## AIM
Reproduce the entries exactly.

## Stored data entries
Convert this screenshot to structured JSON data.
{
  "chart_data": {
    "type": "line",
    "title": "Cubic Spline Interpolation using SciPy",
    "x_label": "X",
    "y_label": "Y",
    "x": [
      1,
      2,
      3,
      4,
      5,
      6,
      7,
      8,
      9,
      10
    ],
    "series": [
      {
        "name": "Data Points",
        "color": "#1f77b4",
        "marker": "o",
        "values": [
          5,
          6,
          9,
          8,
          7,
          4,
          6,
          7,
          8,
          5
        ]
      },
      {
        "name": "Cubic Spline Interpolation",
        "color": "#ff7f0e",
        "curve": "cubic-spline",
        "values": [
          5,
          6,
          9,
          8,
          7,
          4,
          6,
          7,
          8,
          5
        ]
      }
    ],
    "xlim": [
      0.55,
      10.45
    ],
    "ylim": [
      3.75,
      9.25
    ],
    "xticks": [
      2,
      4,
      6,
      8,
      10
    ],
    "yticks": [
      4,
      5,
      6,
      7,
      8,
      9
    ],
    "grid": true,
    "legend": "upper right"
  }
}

## TASK OUTPUT
Convert this screenshot to structured JSON data.
{
  "chart_data": {
    "type": "line",
    "title": "Cubic Spline Interpolation using SciPy",
    "x_label": "X",
    "y_label": "Y",
    "x": [
      1,
      2,
      3,
      4,
      5,
      6,
      7,
      8,
      9,
      10
    ],
    "series": [
      {
        "name": "Data Points",
        "color": "#1f77b4",
        "marker": "o",
        "values": [
          5,
          6,
          9,
          8,
          7,
          4,
          6,
          7,
          8,
          5
        ]
      },
      {
        "name": "Cubic Spline Interpolation",
        "color": "#ff7f0e",
        "curve": "cubic-spline",
        "values": [
          5,
          6,
          9,
          8,
          7,
          4,
          6,
          7,
          8,
          5
        ]
      }
    ],
    "xlim": [
      0.55,
      10.45
    ],
    "ylim": [
      3.75,
      9.25
    ],
    "xticks": [
      2,
      4,
      6,
      8,
      10
    ],
    "yticks": [
      4,
      5,
      6,
      7,
      8,
      9
    ],
    "grid": true,
    "legend": "upper right"
  }
}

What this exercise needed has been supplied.